Please reproduce every record, keeping each one exactly as written.
________________
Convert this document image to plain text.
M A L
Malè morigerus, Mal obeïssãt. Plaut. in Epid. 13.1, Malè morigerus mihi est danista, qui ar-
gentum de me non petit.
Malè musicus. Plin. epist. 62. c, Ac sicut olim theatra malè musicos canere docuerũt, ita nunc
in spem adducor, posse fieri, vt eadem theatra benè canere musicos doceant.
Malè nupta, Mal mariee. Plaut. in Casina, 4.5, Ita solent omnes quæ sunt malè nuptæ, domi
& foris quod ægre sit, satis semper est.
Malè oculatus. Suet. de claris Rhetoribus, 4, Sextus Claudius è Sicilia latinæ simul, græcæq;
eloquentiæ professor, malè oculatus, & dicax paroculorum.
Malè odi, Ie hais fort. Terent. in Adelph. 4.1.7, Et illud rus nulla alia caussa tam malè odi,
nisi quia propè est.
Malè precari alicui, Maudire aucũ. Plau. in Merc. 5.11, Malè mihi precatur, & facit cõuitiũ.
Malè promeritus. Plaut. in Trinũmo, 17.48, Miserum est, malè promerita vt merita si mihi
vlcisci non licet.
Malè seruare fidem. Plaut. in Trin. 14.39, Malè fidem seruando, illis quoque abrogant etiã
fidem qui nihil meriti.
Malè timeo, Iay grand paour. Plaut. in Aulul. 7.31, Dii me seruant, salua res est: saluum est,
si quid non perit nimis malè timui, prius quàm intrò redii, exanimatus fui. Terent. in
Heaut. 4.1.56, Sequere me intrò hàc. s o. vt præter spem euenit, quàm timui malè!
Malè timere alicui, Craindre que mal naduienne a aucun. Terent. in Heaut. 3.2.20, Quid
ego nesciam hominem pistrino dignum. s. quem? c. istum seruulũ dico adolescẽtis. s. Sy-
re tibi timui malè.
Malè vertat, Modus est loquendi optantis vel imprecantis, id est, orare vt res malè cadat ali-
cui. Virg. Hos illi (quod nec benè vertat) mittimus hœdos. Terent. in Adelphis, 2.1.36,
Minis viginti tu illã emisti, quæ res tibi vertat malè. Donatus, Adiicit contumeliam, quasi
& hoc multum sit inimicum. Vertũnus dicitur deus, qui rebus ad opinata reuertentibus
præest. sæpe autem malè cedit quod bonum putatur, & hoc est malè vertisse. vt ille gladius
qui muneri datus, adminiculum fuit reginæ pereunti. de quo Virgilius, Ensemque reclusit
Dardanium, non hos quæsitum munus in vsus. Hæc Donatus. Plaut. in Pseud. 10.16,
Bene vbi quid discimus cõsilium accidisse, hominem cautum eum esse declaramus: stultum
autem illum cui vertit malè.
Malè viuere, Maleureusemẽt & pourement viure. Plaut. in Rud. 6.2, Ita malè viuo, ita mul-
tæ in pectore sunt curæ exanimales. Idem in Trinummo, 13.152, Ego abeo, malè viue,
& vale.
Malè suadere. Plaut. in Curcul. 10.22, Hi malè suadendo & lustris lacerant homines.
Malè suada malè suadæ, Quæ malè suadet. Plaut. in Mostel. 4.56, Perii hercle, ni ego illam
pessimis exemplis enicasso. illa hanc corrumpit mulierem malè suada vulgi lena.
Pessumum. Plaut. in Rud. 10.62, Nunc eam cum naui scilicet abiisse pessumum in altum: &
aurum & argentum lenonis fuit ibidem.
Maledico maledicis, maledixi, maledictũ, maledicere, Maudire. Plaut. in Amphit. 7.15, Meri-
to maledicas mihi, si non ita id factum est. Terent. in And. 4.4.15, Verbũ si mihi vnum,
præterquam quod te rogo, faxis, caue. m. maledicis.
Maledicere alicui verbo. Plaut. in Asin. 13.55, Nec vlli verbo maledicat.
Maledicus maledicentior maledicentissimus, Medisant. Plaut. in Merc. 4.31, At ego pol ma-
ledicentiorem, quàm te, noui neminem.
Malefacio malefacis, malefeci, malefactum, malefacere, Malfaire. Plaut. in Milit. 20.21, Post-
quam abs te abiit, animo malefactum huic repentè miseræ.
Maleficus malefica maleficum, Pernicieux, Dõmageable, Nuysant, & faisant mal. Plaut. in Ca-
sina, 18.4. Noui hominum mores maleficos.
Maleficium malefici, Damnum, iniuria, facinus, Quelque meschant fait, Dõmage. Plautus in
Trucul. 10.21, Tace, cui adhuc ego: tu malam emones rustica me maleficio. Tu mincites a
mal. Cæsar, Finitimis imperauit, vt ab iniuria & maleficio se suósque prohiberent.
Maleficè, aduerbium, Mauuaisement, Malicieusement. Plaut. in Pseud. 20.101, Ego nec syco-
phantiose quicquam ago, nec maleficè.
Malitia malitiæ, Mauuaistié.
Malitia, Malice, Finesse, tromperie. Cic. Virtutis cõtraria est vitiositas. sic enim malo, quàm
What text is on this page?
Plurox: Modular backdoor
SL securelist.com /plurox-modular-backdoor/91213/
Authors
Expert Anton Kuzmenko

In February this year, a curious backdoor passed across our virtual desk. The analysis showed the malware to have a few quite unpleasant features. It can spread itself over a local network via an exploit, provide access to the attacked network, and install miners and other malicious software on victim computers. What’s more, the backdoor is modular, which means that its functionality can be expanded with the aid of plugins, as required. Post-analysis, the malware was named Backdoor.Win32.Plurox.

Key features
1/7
________________
■ **The completed task**:
Convert this document image to plain text.
M A L
Malè morigerus, Mal obeïssãt. Plaut. in Epid. 13.1, Malè morigerus mihi est danista, qui ar-
gentum de me non petit.
Malè musicus. Plin. epist. 62. c, Ac sicut olim theatra malè musicos canere docuerũt, ita nunc
in spem adducor, posse fieri, vt eadem theatra benè canere musicos doceant.
Malè nupta, Mal mariee. Plaut. in Casina, 4.5, Ita solent omnes quæ sunt malè nuptæ, domi
& foris quod ægre sit, satis semper est.
Malè oculatus. Suet. de claris Rhetoribus, 4, Sextus Claudius è Sicilia latinæ simul, græcæq;
eloquentiæ professor, malè oculatus, & dicax paroculorum.
Malè odi, Ie hais fort. Terent. in Adelph. 4.1.7, Et illud rus nulla alia caussa tam malè odi,
nisi quia propè est.
Malè precari alicui, Maudire aucũ. Plau. in Merc. 5.11, Malè mihi precatur, & facit cõuitiũ.
Malè promeritus. Plaut. in Trinũmo, 17.48, Miserum est, malè promerita vt merita si mihi
vlcisci non licet.
Malè seruare fidem. Plaut. in Trin. 14.39, Malè fidem seruando, illis quoque abrogant etiã
fidem qui nihil meriti.
Malè timeo, Iay grand paour. Plaut. in Aulul. 7.31, Dii me seruant, salua res est: saluum est,
si quid non perit nimis malè timui, prius quàm intrò redii, exanimatus fui. Terent. in
Heaut. 4.1.56, Sequere me intrò hàc. s o. vt præter spem euenit, quàm timui malè!
Malè timere alicui, Craindre que mal naduienne a aucun. Terent. in Heaut. 3.2.20, Quid
ego nesciam hominem pistrino dignum. s. quem? c. istum seruulũ dico adolescẽtis. s. Sy-
re tibi timui malè.
Malè vertat, Modus est loquendi optantis vel imprecantis, id est, orare vt res malè cadat ali-
cui. Virg. Hos illi (quod nec benè vertat) mittimus hœdos. Terent. in Adelphis, 2.1.36,
Minis viginti tu illã emisti, quæ res tibi vertat malè. Donatus, Adiicit contumeliam, quasi
& hoc multum sit inimicum. Vertũnus dicitur deus, qui rebus ad opinata reuertentibus
præest. sæpe autem malè cedit quod bonum putatur, & hoc est malè vertisse. vt ille gladius
qui muneri datus, adminiculum fuit reginæ pereunti. de quo Virgilius, Ensemque reclusit
Dardanium, non hos quæsitum munus in vsus. Hæc Donatus. Plaut. in Pseud. 10.16,
Bene vbi quid discimus cõsilium accidisse, hominem cautum eum esse declaramus: stultum
autem illum cui vertit malè.
Malè viuere, Maleureusemẽt & pourement viure. Plaut. in Rud. 6.2, Ita malè viuo, ita mul-
tæ in pectore sunt curæ exanimales. Idem in Trinummo, 13.152, Ego abeo, malè viue,
& vale.
Malè suadere. Plaut. in Curcul. 10.22, Hi malè suadendo & lustris lacerant homines.
Malè suada malè suadæ, Quæ malè suadet. Plaut. in Mostel. 4.56, Perii hercle, ni ego illam
pessimis exemplis enicasso. illa hanc corrumpit mulierem malè suada vulgi lena.
Pessumum. Plaut. in Rud. 10.62, Nunc eam cum naui scilicet abiisse pessumum in altum: &
aurum & argentum lenonis fuit ibidem.
Maledico maledicis, maledixi, maledictũ, maledicere, Maudire. Plaut. in Amphit. 7.15, Meri-
to maledicas mihi, si non ita id factum est. Terent. in And. 4.4.15, Verbũ si mihi vnum,
præterquam quod te rogo, faxis, caue. m. maledicis.
Maledicere alicui verbo. Plaut. in Asin. 13.55, Nec vlli verbo maledicat.
Maledicus maledicentior maledicentissimus, Medisant. Plaut. in Merc. 4.31, At ego pol ma-
ledicentiorem, quàm te, noui neminem.
Malefacio malefacis, malefeci, malefactum, malefacere, Malfaire. Plaut. in Milit. 20.21, Post-
quam abs te abiit, animo malefactum huic repentè miseræ.
Maleficus malefica maleficum, Pernicieux, Dõmageable, Nuysant, & faisant mal. Plaut. in Ca-
sina, 18.4. Noui hominum mores maleficos.
Maleficium malefici, Damnum, iniuria, facinus, Quelque meschant fait, Dõmage. Plautus in
Trucul. 10.21, Tace, cui adhuc ego: tu malam emones rustica me maleficio. Tu mincites a
mal. Cæsar, Finitimis imperauit, vt ab iniuria & maleficio se suósque prohiberent.
Maleficè, aduerbium, Mauuaisement, Malicieusement. Plaut. in Pseud. 20.101, Ego nec syco-
phantiose quicquam ago, nec maleficè.
Malitia malitiæ, Mauuaistié.
Malitia, Malice, Finesse, tromperie. Cic. Virtutis cõtraria est vitiositas. sic enim malo, quàm
What text is on this page?
Plurox: Modular backdoor
SL securelist.com /plurox-modular-backdoor/91213/
Authors
Expert Anton Kuzmenko

In February this year, a curious backdoor passed across our virtual desk. The analysis showed the malware to have a few quite unpleasant features. It can spread itself over a local network via an exploit, provide access to the attacked network, and install miners and other malicious software on victim computers. What’s more, the backdoor is modular, which means that its functionality can be expanded with the aid of plugins, as required. Post-analysis, the malware was named Backdoor.Win32.Plurox.

Key features
1/7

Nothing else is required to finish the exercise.